- PROBLEM -
What is the number of lines in the data holding the word "title"? Give that number by itself.

>> BEGIN RECORDS SUPPLIED

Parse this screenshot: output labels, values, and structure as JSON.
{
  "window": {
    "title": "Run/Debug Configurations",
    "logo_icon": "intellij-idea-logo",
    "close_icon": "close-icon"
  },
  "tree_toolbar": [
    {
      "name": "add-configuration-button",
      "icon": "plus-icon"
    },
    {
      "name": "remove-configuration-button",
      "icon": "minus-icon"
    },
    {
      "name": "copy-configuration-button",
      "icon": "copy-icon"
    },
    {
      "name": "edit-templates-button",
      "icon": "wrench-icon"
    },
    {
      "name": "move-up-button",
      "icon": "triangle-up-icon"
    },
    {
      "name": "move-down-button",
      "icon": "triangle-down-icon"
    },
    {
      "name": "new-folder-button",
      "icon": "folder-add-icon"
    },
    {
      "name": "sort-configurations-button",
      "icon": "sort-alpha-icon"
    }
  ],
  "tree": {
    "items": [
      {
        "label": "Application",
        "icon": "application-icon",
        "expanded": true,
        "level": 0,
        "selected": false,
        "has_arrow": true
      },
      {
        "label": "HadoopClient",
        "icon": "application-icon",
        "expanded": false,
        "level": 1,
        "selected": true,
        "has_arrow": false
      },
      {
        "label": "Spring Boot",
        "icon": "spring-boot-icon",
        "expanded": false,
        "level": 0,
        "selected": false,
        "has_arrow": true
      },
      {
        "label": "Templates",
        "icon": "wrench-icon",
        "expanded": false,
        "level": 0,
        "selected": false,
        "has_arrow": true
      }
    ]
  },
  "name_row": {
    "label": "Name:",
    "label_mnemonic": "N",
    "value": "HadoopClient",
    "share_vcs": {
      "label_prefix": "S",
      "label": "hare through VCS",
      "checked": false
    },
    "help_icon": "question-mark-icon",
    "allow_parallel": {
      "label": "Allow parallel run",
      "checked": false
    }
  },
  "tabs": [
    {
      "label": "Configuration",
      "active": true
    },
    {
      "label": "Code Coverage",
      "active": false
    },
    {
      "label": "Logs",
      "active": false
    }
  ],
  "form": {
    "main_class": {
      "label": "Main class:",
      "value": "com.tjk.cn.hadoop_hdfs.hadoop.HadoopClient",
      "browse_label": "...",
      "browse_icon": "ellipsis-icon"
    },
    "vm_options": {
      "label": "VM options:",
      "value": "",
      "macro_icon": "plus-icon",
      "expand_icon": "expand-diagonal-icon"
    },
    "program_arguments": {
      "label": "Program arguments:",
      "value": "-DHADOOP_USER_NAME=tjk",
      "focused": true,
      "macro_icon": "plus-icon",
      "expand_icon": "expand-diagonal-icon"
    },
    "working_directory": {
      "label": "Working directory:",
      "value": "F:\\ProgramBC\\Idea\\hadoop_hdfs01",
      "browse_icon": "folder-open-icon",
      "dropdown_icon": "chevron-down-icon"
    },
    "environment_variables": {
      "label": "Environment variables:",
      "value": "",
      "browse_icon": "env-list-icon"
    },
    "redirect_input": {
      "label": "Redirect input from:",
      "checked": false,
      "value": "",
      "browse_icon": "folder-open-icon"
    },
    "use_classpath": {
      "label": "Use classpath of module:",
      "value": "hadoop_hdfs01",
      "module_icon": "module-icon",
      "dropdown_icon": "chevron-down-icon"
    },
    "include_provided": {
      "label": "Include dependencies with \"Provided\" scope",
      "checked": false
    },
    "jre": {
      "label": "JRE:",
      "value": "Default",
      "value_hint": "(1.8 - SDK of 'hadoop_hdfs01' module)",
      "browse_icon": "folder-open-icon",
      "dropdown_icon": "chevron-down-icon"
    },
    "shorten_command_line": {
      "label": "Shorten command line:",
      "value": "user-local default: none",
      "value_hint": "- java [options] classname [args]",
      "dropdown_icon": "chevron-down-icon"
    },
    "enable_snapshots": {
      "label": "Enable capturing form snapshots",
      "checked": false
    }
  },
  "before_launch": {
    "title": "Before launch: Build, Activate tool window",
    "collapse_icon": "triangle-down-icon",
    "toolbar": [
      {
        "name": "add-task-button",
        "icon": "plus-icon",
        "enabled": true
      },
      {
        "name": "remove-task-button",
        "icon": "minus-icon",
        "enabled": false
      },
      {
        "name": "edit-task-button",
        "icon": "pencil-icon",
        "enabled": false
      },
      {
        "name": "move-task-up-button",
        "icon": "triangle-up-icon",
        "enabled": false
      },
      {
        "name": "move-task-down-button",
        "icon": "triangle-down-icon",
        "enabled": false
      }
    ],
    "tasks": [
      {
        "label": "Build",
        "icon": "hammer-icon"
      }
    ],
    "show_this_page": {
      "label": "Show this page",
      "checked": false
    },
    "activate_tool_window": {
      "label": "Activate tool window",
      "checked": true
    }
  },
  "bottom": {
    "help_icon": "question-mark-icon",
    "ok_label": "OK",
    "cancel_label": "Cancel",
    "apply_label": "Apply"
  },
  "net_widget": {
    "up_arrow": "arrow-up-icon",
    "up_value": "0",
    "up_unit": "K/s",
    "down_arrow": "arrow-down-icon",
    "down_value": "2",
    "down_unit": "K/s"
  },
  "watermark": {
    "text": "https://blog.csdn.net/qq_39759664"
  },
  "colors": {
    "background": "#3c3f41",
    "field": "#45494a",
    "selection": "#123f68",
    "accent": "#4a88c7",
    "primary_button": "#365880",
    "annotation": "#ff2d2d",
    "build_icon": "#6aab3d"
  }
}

>> END RECORDS SUPPLIED

- REPLY TO THE EXERCISE -
2